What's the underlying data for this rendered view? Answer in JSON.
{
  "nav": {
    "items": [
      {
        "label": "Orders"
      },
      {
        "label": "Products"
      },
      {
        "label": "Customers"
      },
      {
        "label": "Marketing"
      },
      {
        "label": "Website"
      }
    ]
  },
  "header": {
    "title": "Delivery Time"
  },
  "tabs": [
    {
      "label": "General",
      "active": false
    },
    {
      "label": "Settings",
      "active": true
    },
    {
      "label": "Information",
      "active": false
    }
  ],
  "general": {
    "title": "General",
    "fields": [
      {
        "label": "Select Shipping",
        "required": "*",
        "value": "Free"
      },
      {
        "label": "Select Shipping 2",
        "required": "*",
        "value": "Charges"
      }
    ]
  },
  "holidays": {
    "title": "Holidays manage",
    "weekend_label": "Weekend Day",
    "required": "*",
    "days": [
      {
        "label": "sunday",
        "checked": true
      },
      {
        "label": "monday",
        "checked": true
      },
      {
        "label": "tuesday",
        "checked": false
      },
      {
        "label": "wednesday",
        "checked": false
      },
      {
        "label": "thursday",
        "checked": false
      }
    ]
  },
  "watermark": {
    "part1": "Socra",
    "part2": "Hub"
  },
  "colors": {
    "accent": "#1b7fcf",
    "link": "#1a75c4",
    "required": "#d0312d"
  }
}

--------------------------------------------------

Job: Copy out all of the lines above exactly.

Written solution:
What's the underlying data for this rendered view? Answer in JSON.
{
  "nav": {
    "items": [
      {
        "label": "Orders"
      },
      {
        "label": "Products"
      },
      {
        "label": "Customers"
      },
      {
        "label": "Marketing"
      },
      {
        "label": "Website"
      }
    ]
  },
  "header": {
    "title": "Delivery Time"
  },
  "tabs": [
    {
      "label": "General",
      "active": false
    },
    {
      "label": "Settings",
      "active": true
    },
    {
      "label": "Information",
      "active": false
    }
  ],
  "general": {
    "title": "General",
    "fields": [
      {
        "label": "Select Shipping",
        "required": "*",
        "value": "Free"
      },
      {
        "label": "Select Shipping 2",
        "required": "*",
        "value": "Charges"
      }
    ]
  },
  "holidays": {
    "title": "Holidays manage",
    "weekend_label": "Weekend Day",
    "required": "*",
    "days": [
      {
        "label": "sunday",
        "checked": true
      },
      {
        "label": "monday",
        "checked": true
      },
      {
        "label": "tuesday",
        "checked": false
      },
      {
        "label": "wednesday",
        "checked": false
      },
      {
        "label": "thursday",
        "checked": false
      }
    ]
  },
  "watermark": {
    "part1": "Socra",
    "part2": "Hub"
  },
  "colors": {
    "accent": "#1b7fcf",
    "link": "#1a75c4",
    "required": "#d0312d"
  }
}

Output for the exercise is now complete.